_Short problem_:
Find how many lines of the listing include the string "JSON", and report only that figure.
* * *
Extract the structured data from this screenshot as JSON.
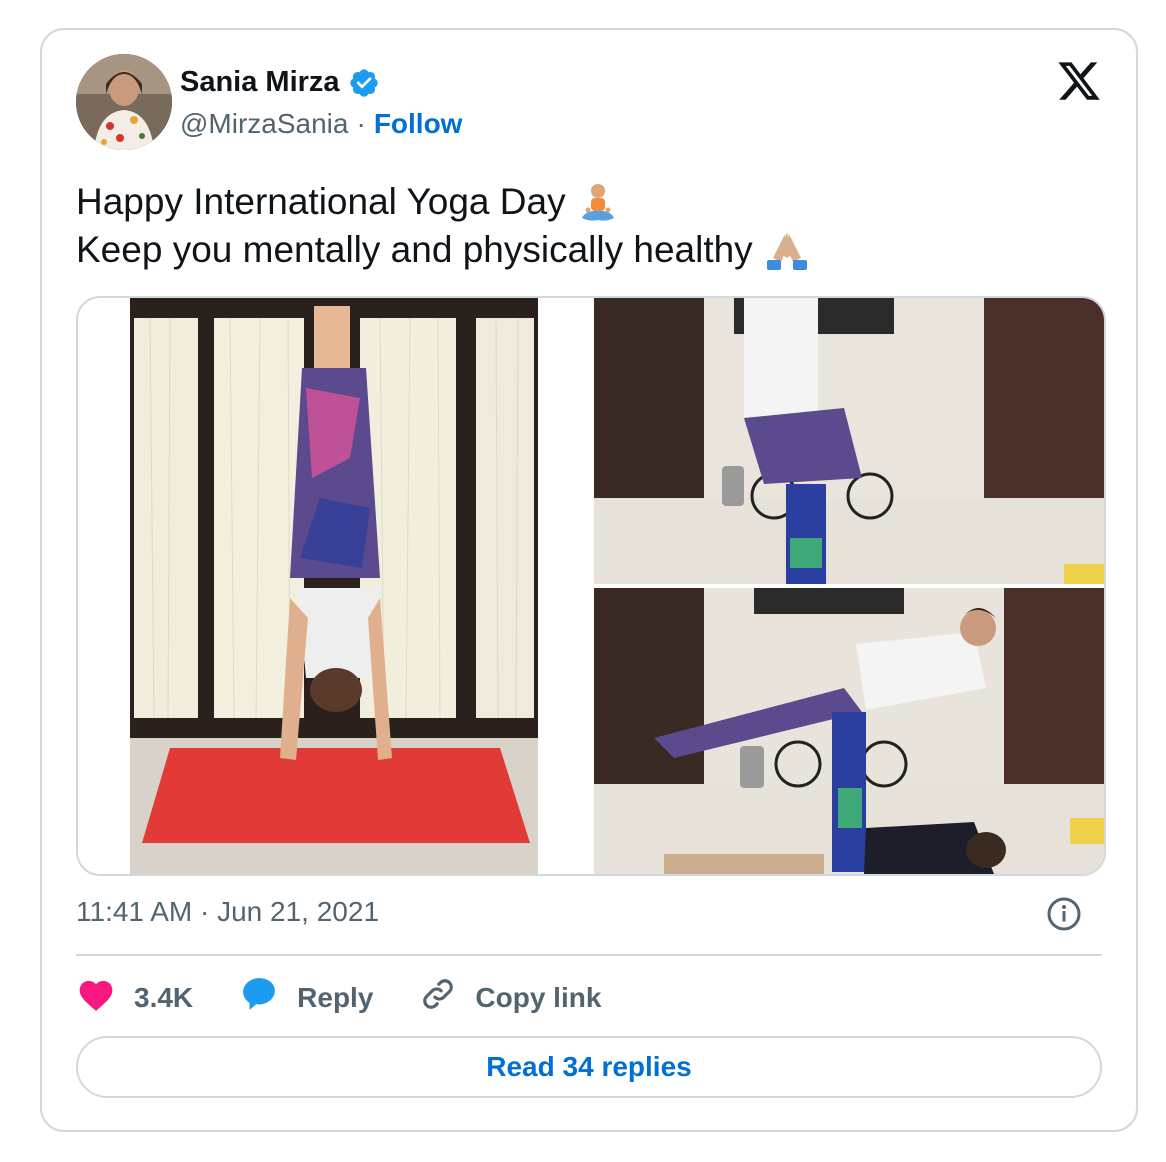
{
  "author": {
    "name": "Sania Mirza",
    "handle": "@MirzaSania",
    "separator": "·",
    "follow_label": "Follow"
  },
  "tweet": {
    "line1": "Happy International Yoga Day",
    "line2": "Keep you mentally and physically healthy",
    "emoji1": "person-in-lotus-position-emoji",
    "emoji2": "folded-hands-emoji"
  },
  "media": {
    "photos": [
      "photo-headstand",
      "photo-partner-pose-1",
      "photo-partner-pose-2"
    ]
  },
  "timestamp": "11:41 AM · Jun 21, 2021",
  "actions": {
    "like_count": "3.4K",
    "reply_label": "Reply",
    "copy_label": "Copy link"
  },
  "read_replies_label": "Read 34 replies",
  "colors": {
    "accent": "#006fd6",
    "verified": "#1d9bf0",
    "like": "#f91880",
    "border": "#cfd9de",
    "secondary_text": "#536471"
  }
}
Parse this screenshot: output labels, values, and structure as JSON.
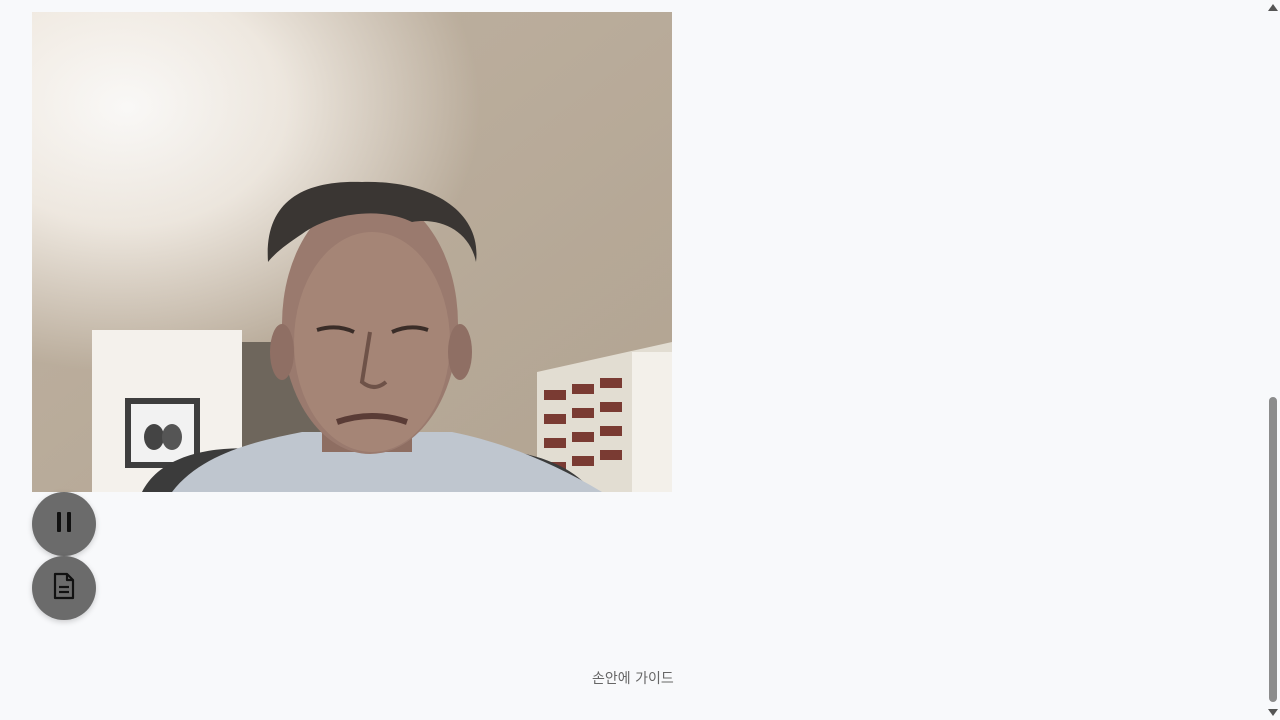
{
  "video": {
    "label": "camera-feed"
  },
  "controls": {
    "pause_icon": "pause-icon",
    "document_icon": "document-icon"
  },
  "footer": {
    "guide_link": "손안에 가이드"
  }
}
* * *
_Response_:
2